# Exercise directions:
Print out each entry below exactly, please.

**** Supplied records

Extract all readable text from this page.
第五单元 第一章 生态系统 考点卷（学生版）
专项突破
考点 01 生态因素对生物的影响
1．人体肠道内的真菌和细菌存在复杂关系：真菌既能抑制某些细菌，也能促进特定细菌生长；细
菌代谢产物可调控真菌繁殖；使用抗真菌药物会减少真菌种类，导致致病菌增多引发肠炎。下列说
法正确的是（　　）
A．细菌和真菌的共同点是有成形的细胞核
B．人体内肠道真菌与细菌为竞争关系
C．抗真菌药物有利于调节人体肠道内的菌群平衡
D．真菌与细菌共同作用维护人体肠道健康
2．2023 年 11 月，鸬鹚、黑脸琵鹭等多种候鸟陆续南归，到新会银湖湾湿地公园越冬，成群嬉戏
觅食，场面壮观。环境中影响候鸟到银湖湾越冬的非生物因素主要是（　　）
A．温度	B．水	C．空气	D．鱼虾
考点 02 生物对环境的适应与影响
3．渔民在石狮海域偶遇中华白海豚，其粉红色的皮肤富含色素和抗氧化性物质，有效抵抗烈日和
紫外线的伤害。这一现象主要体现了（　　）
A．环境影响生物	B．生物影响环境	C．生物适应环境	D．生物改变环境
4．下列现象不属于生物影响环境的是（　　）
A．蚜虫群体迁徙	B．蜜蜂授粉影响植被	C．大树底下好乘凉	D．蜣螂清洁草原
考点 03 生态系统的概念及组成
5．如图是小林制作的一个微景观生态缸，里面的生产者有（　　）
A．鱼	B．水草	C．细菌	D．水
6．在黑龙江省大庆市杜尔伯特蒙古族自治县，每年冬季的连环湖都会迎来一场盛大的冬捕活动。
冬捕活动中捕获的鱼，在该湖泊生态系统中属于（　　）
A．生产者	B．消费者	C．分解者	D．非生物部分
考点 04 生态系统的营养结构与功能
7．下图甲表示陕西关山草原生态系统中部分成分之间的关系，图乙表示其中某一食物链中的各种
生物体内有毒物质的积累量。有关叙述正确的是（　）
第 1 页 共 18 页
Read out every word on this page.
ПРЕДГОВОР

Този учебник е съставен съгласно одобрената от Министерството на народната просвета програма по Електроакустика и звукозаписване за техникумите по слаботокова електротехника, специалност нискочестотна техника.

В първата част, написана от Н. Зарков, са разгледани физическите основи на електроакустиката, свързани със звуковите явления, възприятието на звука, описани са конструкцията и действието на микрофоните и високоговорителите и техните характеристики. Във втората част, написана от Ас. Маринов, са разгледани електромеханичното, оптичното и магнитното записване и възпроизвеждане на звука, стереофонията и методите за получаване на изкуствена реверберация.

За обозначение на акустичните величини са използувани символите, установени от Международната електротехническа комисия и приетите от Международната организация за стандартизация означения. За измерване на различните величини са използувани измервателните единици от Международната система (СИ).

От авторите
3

********

# Written answer:
Extract all readable text from this page.
第五单元 第一章 生态系统 考点卷（学生版）
专项突破
考点 01 生态因素对生物的影响
1．人体肠道内的真菌和细菌存在复杂关系：真菌既能抑制某些细菌，也能促进特定细菌生长；细
菌代谢产物可调控真菌繁殖；使用抗真菌药物会减少真菌种类，导致致病菌增多引发肠炎。下列说
法正确的是（　　）
A．细菌和真菌的共同点是有成形的细胞核
B．人体内肠道真菌与细菌为竞争关系
C．抗真菌药物有利于调节人体肠道内的菌群平衡
D．真菌与细菌共同作用维护人体肠道健康
2．2023 年 11 月，鸬鹚、黑脸琵鹭等多种候鸟陆续南归，到新会银湖湾湿地公园越冬，成群嬉戏
觅食，场面壮观。环境中影响候鸟到银湖湾越冬的非生物因素主要是（　　）
A．温度	B．水	C．空气	D．鱼虾
考点 02 生物对环境的适应与影响
3．渔民在石狮海域偶遇中华白海豚，其粉红色的皮肤富含色素和抗氧化性物质，有效抵抗烈日和
紫外线的伤害。这一现象主要体现了（　　）
A．环境影响生物	B．生物影响环境	C．生物适应环境	D．生物改变环境
4．下列现象不属于生物影响环境的是（　　）
A．蚜虫群体迁徙	B．蜜蜂授粉影响植被	C．大树底下好乘凉	D．蜣螂清洁草原
考点 03 生态系统的概念及组成
5．如图是小林制作的一个微景观生态缸，里面的生产者有（　　）
A．鱼	B．水草	C．细菌	D．水
6．在黑龙江省大庆市杜尔伯特蒙古族自治县，每年冬季的连环湖都会迎来一场盛大的冬捕活动。
冬捕活动中捕获的鱼，在该湖泊生态系统中属于（　　）
A．生产者	B．消费者	C．分解者	D．非生物部分
考点 04 生态系统的营养结构与功能
7．下图甲表示陕西关山草原生态系统中部分成分之间的关系，图乙表示其中某一食物链中的各种
生物体内有毒物质的积累量。有关叙述正确的是（　）
第 1 页 共 18 页
Read out every word on this page.
ПРЕДГОВОР

Този учебник е съставен съгласно одобрената от Министерството на народната просвета програма по Електроакустика и звукозаписване за техникумите по слаботокова електротехника, специалност нискочестотна техника.

В първата част, написана от Н. Зарков, са разгледани физическите основи на електроакустиката, свързани със звуковите явления, възприятието на звука, описани са конструкцията и действието на микрофоните и високоговорителите и техните характеристики. Във втората част, написана от Ас. Маринов, са разгледани електромеханичното, оптичното и магнитното записване и възпроизвеждане на звука, стереофонията и методите за получаване на изкуствена реверберация.

За обозначение на акустичните величини са използувани символите, установени от Международната електротехническа комисия и приетите от Международната организация за стандартизация означения. За измерване на различните величини са използувани измервателните единици от Международната система (СИ).

От авторите
3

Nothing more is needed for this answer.